Written exercise.
Your task is to filter the data below down to the lines holding "Enter".
☆ ☆ ☆
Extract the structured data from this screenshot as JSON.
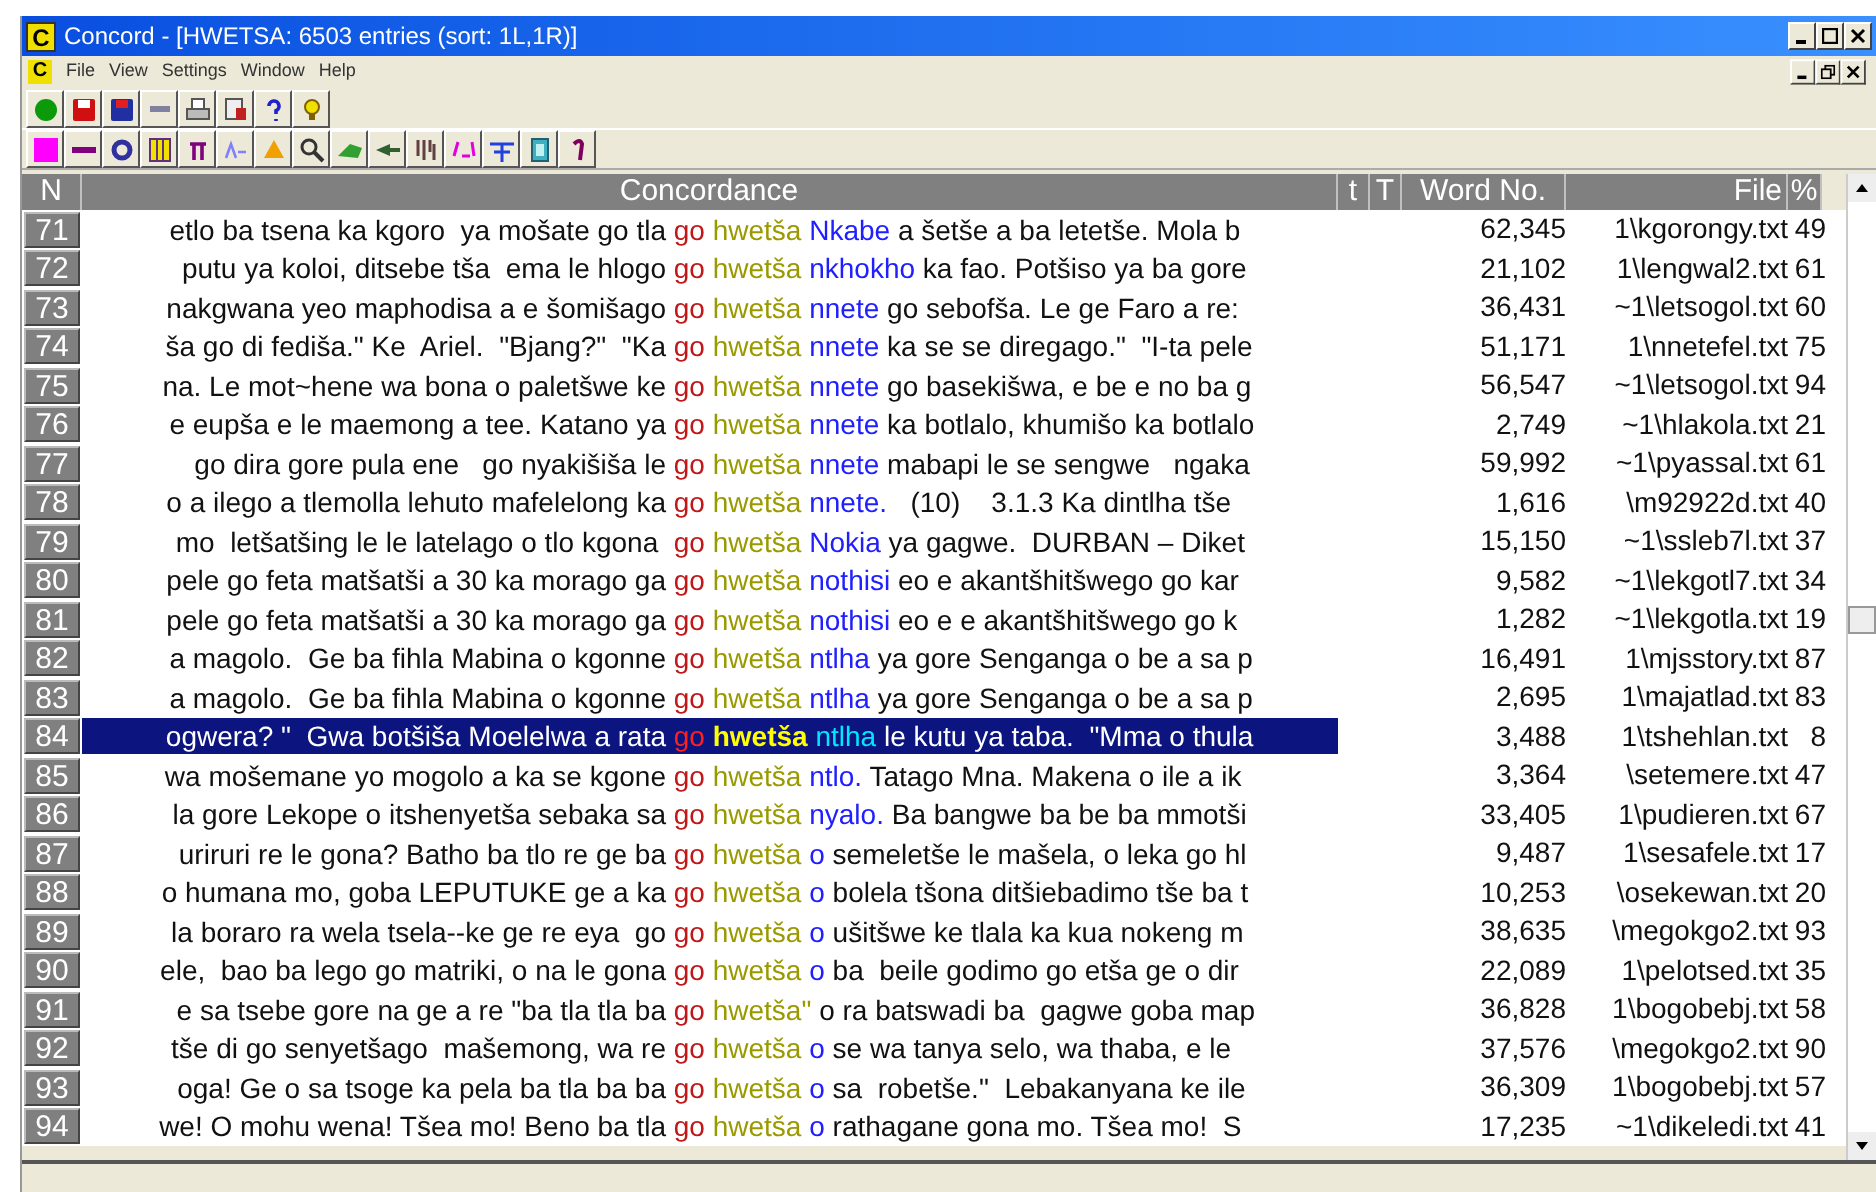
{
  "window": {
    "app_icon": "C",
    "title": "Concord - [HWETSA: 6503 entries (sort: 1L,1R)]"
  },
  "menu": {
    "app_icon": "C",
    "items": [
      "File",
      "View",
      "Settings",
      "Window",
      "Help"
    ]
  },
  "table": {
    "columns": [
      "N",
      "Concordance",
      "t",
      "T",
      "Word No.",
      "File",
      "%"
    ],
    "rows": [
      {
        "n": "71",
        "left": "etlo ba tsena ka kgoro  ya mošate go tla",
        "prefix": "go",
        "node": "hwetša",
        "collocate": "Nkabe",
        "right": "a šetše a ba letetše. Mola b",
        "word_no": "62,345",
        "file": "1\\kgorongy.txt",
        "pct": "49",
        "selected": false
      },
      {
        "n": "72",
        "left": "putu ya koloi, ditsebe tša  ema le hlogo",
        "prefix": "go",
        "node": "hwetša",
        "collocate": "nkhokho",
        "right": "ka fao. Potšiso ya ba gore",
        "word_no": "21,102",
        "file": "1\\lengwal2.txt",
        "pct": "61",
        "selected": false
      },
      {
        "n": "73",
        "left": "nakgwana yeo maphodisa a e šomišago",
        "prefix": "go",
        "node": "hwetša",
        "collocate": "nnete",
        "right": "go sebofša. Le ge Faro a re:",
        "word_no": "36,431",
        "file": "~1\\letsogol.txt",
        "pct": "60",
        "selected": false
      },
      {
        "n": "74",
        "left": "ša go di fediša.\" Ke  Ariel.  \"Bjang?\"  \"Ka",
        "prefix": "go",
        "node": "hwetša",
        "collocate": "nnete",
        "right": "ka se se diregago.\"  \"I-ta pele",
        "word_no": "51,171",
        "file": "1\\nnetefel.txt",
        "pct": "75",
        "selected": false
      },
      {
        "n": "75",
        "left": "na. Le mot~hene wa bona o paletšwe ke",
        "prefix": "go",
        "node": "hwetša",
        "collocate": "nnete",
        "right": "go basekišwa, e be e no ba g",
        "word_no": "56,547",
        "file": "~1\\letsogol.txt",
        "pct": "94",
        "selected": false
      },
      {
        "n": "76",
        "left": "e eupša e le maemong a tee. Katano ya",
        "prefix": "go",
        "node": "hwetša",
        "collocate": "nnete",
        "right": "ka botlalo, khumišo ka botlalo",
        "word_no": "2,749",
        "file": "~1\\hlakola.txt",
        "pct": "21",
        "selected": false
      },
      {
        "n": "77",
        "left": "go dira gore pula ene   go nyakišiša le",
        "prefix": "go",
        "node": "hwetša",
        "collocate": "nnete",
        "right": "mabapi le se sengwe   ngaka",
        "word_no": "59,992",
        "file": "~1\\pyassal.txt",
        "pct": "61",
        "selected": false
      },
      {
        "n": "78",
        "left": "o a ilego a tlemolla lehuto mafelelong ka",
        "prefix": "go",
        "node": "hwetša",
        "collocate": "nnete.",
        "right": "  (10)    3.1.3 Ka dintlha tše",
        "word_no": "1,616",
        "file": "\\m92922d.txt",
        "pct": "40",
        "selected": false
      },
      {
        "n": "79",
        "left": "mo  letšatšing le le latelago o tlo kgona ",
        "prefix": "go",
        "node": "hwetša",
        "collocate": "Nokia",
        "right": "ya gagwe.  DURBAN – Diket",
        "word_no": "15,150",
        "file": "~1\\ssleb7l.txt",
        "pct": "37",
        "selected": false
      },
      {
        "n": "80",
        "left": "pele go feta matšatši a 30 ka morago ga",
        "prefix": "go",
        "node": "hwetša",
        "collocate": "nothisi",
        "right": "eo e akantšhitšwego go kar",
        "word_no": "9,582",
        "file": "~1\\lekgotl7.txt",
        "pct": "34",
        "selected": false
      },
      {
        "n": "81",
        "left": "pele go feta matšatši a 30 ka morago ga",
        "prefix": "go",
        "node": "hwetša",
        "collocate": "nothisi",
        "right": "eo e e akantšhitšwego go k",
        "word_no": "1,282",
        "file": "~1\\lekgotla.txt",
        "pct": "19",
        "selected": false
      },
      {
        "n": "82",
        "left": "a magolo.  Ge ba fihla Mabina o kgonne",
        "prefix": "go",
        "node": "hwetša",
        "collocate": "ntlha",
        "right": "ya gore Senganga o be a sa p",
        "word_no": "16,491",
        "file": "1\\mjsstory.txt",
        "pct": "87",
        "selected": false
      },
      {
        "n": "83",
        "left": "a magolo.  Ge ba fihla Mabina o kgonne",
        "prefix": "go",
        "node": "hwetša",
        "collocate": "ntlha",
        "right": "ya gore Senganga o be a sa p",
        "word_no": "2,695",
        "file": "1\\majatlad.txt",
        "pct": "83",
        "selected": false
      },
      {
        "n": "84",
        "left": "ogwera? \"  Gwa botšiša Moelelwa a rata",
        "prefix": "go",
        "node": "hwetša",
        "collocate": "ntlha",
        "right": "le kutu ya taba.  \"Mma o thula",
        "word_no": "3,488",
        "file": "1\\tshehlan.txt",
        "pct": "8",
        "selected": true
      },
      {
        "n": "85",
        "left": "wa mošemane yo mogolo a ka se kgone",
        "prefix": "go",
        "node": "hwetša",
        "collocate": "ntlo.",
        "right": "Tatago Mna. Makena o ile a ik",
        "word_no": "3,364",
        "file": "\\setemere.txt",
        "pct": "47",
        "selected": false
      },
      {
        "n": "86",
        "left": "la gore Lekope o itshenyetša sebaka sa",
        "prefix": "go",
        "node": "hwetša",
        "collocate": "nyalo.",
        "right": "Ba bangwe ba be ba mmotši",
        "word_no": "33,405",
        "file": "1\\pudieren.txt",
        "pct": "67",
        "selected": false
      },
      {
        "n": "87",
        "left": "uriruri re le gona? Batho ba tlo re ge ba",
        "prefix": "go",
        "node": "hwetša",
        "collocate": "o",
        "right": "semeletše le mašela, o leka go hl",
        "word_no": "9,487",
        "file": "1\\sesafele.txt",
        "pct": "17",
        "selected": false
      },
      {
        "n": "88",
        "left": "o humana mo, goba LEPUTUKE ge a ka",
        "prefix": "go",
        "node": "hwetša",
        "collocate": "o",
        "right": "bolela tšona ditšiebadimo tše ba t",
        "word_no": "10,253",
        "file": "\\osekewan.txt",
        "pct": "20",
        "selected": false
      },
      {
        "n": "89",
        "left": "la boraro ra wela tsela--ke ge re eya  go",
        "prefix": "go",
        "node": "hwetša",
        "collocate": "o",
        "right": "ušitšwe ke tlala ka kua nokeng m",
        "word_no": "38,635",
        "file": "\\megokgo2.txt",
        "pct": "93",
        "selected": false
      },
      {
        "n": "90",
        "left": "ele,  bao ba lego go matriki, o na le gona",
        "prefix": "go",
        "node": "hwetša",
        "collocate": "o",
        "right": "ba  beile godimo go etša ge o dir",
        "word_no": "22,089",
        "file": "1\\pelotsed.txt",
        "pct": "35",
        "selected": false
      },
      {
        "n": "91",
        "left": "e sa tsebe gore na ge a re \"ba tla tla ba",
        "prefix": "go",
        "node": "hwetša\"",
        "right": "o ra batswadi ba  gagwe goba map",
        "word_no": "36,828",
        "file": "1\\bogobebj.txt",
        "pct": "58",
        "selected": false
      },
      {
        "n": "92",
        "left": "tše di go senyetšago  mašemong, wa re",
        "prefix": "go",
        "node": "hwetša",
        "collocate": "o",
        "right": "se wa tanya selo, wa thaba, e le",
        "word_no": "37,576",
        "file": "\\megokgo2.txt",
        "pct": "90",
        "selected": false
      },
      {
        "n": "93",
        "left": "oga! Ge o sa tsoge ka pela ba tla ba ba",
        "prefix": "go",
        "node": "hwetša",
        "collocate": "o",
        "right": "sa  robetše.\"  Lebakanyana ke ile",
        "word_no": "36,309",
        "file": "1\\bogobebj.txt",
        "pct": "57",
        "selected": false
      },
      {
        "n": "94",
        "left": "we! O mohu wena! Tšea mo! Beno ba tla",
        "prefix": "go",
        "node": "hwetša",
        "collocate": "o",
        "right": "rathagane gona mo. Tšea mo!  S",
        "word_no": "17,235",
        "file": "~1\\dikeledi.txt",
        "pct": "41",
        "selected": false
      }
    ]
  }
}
☆ ☆ ☆
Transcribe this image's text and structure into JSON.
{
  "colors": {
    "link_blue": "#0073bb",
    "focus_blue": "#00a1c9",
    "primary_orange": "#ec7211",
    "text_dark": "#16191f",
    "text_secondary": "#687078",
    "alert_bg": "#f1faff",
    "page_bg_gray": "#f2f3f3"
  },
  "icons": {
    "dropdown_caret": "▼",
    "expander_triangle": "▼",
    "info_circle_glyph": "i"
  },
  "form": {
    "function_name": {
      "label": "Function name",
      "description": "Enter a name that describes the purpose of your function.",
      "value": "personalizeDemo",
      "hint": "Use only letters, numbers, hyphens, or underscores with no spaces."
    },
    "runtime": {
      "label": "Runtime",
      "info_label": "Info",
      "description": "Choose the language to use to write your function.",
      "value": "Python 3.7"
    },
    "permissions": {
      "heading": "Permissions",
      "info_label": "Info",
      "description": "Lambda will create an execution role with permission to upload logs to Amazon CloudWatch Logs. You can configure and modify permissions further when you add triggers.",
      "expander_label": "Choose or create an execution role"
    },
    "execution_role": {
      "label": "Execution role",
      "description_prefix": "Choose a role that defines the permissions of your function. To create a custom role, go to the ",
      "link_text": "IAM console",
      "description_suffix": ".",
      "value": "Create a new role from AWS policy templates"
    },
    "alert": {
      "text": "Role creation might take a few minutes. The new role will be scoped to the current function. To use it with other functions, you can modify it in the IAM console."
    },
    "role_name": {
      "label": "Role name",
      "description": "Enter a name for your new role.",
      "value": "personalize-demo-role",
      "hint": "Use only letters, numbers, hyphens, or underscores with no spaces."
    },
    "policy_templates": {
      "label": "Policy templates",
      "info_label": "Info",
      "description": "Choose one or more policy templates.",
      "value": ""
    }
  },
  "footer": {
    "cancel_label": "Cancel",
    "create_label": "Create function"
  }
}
☆ ☆ ☆
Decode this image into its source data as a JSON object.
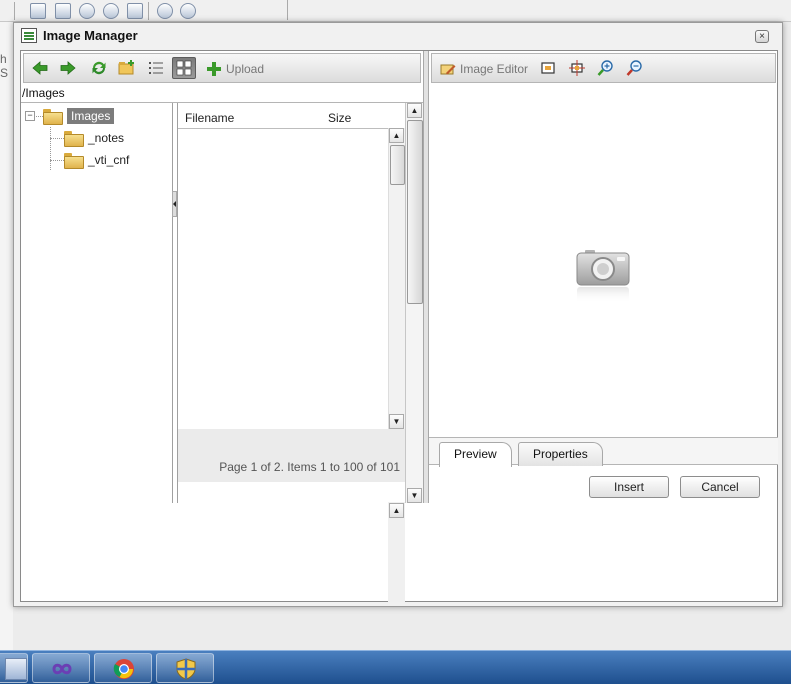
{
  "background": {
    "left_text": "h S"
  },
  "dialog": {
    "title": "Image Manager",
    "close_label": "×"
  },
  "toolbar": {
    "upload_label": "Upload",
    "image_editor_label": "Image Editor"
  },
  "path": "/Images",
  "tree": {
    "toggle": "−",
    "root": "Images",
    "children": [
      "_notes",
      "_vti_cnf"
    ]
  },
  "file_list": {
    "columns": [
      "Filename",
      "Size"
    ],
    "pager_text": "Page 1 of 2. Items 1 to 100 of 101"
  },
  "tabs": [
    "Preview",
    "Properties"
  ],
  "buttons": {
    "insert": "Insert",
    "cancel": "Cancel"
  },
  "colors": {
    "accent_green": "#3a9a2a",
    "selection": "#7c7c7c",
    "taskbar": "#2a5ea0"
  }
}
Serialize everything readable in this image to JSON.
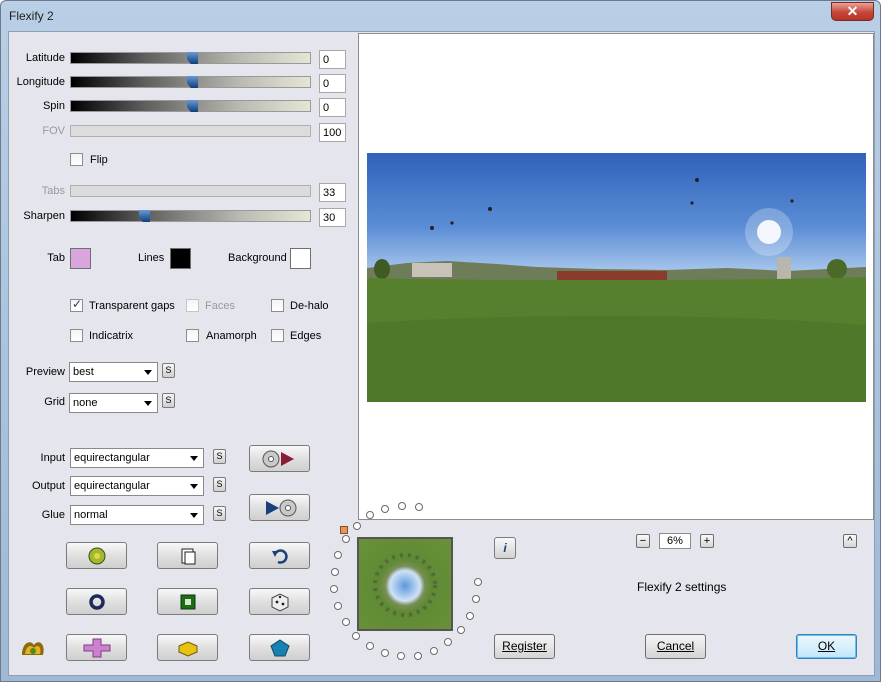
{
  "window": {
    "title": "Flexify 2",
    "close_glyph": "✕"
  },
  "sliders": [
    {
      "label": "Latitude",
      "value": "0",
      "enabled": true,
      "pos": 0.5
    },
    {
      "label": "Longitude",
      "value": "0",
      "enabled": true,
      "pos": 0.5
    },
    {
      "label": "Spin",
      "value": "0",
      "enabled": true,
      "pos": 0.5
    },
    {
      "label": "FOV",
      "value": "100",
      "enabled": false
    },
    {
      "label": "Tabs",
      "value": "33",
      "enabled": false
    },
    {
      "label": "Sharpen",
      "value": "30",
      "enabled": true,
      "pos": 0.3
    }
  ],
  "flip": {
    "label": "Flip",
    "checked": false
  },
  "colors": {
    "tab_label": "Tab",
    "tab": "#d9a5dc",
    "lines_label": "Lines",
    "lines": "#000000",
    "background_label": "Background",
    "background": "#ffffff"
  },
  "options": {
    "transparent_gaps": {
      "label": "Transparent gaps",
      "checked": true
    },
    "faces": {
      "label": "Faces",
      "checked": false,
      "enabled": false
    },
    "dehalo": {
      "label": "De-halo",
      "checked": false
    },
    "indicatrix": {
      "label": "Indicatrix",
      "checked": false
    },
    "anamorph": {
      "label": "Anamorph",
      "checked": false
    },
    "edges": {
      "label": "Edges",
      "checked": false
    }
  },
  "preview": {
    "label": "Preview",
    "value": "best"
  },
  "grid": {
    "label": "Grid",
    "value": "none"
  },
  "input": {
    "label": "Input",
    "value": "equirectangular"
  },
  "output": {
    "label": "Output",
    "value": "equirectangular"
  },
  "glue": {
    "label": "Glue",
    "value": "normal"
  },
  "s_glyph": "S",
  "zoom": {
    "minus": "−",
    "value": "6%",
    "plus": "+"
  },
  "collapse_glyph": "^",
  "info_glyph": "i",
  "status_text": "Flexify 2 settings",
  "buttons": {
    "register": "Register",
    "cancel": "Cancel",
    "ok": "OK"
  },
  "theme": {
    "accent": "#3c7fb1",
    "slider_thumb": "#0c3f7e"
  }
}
☆ ☆ ☆
The answer.
      "description": "Enter a name that describes the purpose of your function.",
      "description": "Enter a name for your new role.",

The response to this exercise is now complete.